Written request:
Reproduce the listing below exactly, minus its pictures.

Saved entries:
-- Start --
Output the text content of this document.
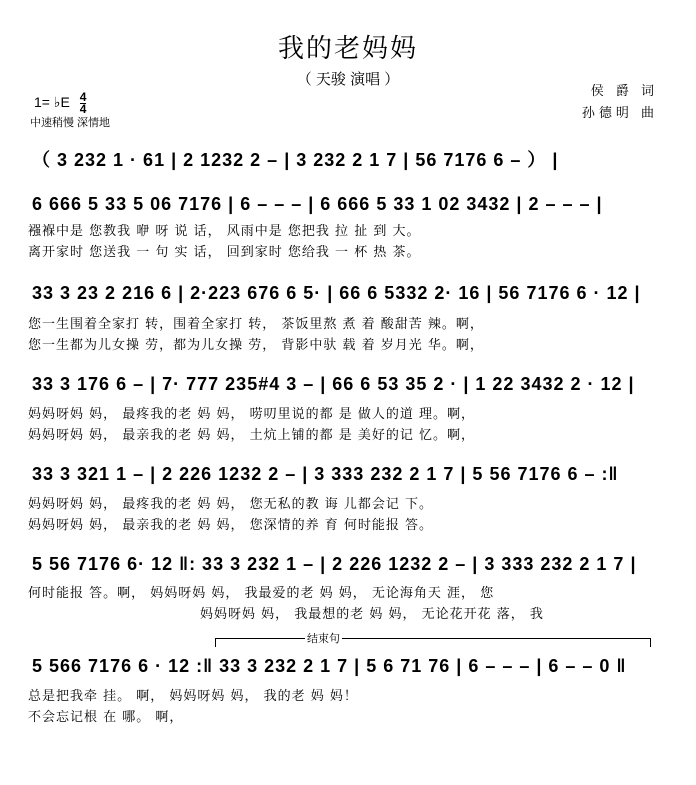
我的老妈妈
（ 天骏 演唱 ）
1= ♭E $\frac{4}{4}$
中速稍慢 深情地
侯 爵 词
孙德明 曲
（ 3 232 1 · 61 | 2 1232 2 – | 3 232 2 1 7 | 56 7176 6 – ） |
6 666 5 33 5 06 7176 | 6 – – – | 6 666 5 33 1 02 3432 | 2 – – – |
襁褓中是 您教我 咿 呀 说 话， 风雨中是 您把我 拉 扯 到 大。
离开家时 您送我 一 句 实 话， 回到家时 您给我 一 杯 热 茶。
33 3 23 2 216 6 | 2·223 676 6 5· | 66 6 5332 2· 16 | 56 7176 6 · 12 |
您一生围着全家打 转，围着全家打 转， 茶饭里熬 煮 着 酸甜苦 辣。啊，
您一生都为儿女操 劳，都为儿女操 劳， 背影中驮 载 着 岁月光 华。啊，
33 3 176 6 – | 7· 777 235#4 3 – | 66 6 53 35 2 · | 1 22 3432 2 · 12 |
妈妈呀妈 妈， 最疼我的老 妈 妈， 唠叨里说的都 是 做人的道 理。啊，
妈妈呀妈 妈， 最亲我的老 妈 妈， 土炕上铺的都 是 美好的记 忆。啊，
33 3 321 1 – | 2 226 1232 2 – | 3 333 232 2 1 7 | 5 56 7176 6 – :‖
妈妈呀妈 妈， 最疼我的老 妈 妈， 您无私的教 诲 儿都会记 下。
妈妈呀妈 妈， 最亲我的老 妈 妈， 您深情的养 育 何时能报 答。
5 56 7176 6· 12 ‖: 33 3 232 1 – | 2 226 1232 2 – | 3 333 232 2 1 7 |
何时能报 答。啊， 妈妈呀妈 妈， 我最爱的老 妈 妈， 无论海角天 涯， 您
妈妈呀妈 妈， 我最想的老 妈 妈， 无论花开花 落， 我
结束句
5 566 7176 6 · 12 :‖ 33 3 232 2 1 7 | 5 6 71 76 | 6 – – – | 6 – – 0 ‖
总是把我牵 挂。 啊， 妈妈呀妈 妈， 我的老 妈 妈！
不会忘记根 在 哪。 啊，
-- End --
Complete answer:
Output the text content of this document.
我的老妈妈
（ 天骏 演唱 ）
1= ♭E $\frac{4}{4}$
中速稍慢 深情地
侯 爵 词
孙德明 曲
（ 3 232 1 · 61 | 2 1232 2 – | 3 232 2 1 7 | 56 7176 6 – ） |
6 666 5 33 5 06 7176 | 6 – – – | 6 666 5 33 1 02 3432 | 2 – – – |
襁褓中是 您教我 咿 呀 说 话， 风雨中是 您把我 拉 扯 到 大。
离开家时 您送我 一 句 实 话， 回到家时 您给我 一 杯 热 茶。
33 3 23 2 216 6 | 2·223 676 6 5· | 66 6 5332 2· 16 | 56 7176 6 · 12 |
您一生围着全家打 转，围着全家打 转， 茶饭里熬 煮 着 酸甜苦 辣。啊，
您一生都为儿女操 劳，都为儿女操 劳， 背影中驮 载 着 岁月光 华。啊，
33 3 176 6 – | 7· 777 235#4 3 – | 66 6 53 35 2 · | 1 22 3432 2 · 12 |
妈妈呀妈 妈， 最疼我的老 妈 妈， 唠叨里说的都 是 做人的道 理。啊，
妈妈呀妈 妈， 最亲我的老 妈 妈， 土炕上铺的都 是 美好的记 忆。啊，
33 3 321 1 – | 2 226 1232 2 – | 3 333 232 2 1 7 | 5 56 7176 6 – :‖
妈妈呀妈 妈， 最疼我的老 妈 妈， 您无私的教 诲 儿都会记 下。
妈妈呀妈 妈， 最亲我的老 妈 妈， 您深情的养 育 何时能报 答。
5 56 7176 6· 12 ‖: 33 3 232 1 – | 2 226 1232 2 – | 3 333 232 2 1 7 |
何时能报 答。啊， 妈妈呀妈 妈， 我最爱的老 妈 妈， 无论海角天 涯， 您
妈妈呀妈 妈， 我最想的老 妈 妈， 无论花开花 落， 我
结束句
5 566 7176 6 · 12 :‖ 33 3 232 2 1 7 | 5 6 71 76 | 6 – – – | 6 – – 0 ‖
总是把我牵 挂。 啊， 妈妈呀妈 妈， 我的老 妈 妈！
不会忘记根 在 哪。 啊，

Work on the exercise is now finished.